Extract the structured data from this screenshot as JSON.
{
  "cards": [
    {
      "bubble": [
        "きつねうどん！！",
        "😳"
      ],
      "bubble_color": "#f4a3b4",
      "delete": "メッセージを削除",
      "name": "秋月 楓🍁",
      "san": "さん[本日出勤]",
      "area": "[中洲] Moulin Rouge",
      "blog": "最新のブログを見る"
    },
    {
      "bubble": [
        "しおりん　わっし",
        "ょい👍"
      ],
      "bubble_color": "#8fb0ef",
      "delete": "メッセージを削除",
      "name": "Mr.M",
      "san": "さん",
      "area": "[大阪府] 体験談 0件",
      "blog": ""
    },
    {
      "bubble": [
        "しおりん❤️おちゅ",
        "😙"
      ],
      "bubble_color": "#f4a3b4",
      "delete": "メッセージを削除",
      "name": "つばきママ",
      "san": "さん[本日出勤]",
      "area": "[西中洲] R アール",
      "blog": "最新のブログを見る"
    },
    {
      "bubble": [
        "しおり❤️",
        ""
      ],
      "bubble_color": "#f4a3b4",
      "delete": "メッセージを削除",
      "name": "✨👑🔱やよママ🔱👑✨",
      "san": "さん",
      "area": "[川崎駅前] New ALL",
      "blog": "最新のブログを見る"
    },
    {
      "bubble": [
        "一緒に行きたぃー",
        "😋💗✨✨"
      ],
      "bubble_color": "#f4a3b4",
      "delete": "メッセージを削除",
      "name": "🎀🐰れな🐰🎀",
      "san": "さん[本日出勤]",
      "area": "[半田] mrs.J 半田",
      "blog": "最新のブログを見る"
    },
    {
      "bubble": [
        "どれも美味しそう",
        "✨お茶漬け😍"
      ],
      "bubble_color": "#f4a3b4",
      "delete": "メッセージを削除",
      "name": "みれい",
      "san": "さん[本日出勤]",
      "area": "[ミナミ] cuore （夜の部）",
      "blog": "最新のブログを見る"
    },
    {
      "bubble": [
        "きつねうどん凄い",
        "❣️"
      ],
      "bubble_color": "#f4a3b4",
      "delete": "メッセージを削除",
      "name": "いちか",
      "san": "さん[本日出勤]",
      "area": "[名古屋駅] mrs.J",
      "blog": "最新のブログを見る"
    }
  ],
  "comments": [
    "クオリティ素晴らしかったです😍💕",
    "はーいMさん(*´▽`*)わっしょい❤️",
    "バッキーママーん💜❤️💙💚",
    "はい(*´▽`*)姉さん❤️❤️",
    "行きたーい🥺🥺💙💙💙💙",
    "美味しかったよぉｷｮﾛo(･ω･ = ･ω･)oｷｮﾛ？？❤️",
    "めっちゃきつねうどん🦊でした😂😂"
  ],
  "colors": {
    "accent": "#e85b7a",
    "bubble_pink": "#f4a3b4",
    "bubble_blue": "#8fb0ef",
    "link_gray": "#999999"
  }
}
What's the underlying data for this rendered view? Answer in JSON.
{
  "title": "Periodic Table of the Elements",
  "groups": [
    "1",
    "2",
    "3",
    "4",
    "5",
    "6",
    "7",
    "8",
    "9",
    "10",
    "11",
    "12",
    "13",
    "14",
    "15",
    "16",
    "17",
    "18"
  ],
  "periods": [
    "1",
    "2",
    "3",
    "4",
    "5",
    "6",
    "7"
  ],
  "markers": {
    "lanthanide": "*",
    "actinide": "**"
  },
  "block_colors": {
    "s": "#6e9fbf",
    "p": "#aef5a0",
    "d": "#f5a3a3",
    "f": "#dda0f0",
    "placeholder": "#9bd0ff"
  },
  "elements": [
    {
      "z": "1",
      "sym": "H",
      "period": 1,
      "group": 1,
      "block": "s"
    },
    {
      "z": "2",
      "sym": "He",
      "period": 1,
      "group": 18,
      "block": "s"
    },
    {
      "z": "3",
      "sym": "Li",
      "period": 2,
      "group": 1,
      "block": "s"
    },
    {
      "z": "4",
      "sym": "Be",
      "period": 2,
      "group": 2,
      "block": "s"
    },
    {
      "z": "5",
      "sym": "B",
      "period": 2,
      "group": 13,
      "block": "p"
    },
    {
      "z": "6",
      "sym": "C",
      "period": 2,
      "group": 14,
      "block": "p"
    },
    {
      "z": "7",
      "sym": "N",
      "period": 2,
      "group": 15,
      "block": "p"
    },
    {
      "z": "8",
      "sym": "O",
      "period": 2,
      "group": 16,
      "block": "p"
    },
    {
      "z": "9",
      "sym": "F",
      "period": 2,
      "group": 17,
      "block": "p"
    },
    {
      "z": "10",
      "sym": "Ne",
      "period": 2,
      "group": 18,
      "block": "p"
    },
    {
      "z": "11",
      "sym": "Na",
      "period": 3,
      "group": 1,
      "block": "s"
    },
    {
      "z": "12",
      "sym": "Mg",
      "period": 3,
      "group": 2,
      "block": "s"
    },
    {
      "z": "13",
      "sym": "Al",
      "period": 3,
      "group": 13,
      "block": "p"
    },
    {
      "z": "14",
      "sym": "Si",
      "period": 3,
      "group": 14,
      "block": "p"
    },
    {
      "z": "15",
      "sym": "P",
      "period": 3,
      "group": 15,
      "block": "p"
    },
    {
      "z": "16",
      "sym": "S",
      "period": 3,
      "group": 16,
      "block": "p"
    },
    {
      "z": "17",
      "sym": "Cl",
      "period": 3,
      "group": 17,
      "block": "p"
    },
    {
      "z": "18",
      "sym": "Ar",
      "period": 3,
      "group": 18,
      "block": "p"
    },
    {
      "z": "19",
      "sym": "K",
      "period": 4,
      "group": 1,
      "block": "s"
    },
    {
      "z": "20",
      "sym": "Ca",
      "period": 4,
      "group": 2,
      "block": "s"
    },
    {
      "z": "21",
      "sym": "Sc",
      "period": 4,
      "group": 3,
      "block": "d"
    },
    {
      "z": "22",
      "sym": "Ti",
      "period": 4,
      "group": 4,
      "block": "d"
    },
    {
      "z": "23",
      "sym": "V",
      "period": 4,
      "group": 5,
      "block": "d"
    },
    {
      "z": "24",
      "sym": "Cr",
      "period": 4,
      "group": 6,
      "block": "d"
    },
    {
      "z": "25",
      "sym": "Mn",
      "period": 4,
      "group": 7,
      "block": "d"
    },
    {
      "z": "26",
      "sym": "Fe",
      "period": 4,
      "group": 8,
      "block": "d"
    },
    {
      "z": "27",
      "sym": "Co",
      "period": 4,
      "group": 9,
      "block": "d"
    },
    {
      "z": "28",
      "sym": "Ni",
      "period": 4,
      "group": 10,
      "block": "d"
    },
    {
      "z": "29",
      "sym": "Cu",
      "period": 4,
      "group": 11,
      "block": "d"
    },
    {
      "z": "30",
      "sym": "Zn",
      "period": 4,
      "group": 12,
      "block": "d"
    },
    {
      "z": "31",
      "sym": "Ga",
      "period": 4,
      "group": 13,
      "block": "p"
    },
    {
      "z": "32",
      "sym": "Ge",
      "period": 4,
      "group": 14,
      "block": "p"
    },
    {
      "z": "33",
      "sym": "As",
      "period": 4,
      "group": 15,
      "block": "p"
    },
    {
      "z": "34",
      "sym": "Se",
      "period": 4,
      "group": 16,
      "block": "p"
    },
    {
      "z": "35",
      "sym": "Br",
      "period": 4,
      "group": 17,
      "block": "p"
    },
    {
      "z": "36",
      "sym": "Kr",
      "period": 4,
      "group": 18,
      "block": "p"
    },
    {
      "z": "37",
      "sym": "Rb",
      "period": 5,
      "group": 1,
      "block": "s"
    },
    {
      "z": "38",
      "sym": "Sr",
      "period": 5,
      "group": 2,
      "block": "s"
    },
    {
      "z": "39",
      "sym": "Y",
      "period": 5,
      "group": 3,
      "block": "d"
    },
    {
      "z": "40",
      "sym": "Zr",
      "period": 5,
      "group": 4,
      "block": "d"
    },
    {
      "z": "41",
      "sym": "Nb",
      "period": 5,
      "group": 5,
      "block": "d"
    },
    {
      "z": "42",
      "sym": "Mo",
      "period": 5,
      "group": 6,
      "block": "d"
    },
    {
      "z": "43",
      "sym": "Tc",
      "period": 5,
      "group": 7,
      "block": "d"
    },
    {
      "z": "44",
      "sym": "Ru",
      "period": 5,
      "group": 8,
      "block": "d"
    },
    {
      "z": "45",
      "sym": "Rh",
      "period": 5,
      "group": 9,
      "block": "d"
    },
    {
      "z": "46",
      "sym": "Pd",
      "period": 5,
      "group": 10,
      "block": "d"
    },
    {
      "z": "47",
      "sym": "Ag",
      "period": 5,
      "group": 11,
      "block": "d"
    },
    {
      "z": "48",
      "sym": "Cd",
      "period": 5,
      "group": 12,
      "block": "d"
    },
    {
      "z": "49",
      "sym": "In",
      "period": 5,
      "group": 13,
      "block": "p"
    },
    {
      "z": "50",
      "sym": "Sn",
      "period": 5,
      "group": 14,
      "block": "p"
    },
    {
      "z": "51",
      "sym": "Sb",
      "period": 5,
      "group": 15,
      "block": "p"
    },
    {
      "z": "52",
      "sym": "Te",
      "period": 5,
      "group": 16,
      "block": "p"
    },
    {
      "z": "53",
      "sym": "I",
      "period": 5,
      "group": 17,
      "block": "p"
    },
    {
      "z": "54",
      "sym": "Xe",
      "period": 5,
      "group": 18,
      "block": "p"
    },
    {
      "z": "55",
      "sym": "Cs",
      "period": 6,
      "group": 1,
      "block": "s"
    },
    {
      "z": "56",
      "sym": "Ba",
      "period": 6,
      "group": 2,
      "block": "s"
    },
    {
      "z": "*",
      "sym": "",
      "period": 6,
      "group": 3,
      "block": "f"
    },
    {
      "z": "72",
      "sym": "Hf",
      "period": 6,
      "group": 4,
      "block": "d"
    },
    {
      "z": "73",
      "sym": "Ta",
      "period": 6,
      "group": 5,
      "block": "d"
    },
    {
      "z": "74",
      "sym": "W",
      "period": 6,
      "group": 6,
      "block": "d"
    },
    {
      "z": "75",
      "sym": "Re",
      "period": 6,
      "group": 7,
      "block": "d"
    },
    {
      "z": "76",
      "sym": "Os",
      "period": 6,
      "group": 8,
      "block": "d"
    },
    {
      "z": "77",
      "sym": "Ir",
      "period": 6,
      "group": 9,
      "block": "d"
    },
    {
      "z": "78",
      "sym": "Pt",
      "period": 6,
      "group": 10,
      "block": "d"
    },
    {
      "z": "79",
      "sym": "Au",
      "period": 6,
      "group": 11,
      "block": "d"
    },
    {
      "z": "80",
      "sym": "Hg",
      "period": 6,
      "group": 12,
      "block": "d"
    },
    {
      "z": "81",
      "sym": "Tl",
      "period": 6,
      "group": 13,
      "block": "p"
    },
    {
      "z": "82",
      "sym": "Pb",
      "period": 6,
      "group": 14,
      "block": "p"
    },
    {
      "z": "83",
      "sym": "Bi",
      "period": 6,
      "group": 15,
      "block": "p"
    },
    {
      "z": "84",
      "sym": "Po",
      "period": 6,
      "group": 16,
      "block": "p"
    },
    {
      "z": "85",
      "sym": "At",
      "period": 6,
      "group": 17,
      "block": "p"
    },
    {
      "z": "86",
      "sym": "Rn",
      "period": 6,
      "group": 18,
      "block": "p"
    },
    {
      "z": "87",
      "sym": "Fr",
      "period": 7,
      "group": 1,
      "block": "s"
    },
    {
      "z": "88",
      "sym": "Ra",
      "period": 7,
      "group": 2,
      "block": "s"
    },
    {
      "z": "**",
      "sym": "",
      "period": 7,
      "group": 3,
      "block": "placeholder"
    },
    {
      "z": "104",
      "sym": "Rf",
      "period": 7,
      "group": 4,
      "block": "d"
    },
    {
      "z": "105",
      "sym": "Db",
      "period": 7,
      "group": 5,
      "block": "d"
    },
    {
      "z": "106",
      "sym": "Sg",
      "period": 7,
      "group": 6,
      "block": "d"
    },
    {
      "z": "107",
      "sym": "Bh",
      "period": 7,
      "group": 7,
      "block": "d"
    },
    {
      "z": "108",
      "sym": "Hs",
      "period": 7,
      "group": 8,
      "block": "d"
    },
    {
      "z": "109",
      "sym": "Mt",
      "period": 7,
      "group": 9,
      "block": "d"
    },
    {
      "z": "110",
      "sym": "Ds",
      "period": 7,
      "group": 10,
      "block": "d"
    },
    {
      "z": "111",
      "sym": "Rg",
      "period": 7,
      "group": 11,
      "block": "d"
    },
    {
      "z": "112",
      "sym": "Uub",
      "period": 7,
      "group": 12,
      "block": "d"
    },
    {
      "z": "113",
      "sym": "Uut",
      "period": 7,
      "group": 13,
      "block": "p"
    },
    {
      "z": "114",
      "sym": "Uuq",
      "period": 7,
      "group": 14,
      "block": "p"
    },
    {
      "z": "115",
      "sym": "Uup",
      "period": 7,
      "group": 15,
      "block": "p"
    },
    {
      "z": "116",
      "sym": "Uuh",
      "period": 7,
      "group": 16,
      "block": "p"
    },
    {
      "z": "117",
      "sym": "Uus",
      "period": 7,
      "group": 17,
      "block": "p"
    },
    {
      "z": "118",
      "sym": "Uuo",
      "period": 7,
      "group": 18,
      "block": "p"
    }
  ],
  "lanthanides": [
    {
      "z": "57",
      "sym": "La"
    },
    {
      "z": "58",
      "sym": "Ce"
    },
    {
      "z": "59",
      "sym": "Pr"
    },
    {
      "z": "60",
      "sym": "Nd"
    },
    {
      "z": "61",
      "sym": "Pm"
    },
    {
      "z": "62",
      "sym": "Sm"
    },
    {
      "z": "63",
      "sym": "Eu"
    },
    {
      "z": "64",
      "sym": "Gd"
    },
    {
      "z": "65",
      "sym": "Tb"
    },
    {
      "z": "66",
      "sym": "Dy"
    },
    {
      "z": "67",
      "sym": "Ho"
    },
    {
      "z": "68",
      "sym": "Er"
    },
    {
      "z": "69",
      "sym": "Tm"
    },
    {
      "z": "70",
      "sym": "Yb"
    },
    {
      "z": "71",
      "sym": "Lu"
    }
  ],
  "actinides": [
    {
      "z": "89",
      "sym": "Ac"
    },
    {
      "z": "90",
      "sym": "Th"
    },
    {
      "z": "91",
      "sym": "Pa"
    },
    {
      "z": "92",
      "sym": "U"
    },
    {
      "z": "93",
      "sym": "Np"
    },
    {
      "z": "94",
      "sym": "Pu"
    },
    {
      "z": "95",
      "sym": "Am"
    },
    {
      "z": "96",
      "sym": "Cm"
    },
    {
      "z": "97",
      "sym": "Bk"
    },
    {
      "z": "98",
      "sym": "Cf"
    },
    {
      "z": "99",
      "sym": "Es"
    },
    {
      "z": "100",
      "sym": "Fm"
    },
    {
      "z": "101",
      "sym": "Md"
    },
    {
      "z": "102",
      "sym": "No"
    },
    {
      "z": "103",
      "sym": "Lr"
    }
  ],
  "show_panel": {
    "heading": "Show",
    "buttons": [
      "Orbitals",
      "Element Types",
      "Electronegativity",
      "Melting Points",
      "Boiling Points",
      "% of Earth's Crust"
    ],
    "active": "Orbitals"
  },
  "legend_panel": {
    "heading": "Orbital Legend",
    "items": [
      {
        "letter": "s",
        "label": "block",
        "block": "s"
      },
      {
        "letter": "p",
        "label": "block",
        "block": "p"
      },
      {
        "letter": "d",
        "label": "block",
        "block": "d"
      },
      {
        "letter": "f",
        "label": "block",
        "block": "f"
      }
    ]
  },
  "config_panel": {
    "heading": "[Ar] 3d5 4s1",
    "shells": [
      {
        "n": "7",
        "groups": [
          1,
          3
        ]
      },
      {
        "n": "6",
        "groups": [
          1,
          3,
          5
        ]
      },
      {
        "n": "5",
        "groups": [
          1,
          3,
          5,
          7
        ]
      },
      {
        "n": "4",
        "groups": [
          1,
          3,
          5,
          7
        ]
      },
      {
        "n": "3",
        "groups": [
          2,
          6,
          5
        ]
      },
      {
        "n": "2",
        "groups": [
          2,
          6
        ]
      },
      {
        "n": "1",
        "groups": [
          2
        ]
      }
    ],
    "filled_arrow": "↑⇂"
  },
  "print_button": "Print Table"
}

*Set task:*
From the data above, gather every line that includes the word "area".

*Response to this exercise:*
      "area": "[中洲] Moulin Rouge",
      "area": "[大阪府] 体験談 0件",
      "area": "[西中洲] R アール",
      "area": "[川崎駅前] New ALL",
      "area": "[半田] mrs.J 半田",
      "area": "[ミナミ] cuore （夜の部）",
      "area": "[名古屋駅] mrs.J",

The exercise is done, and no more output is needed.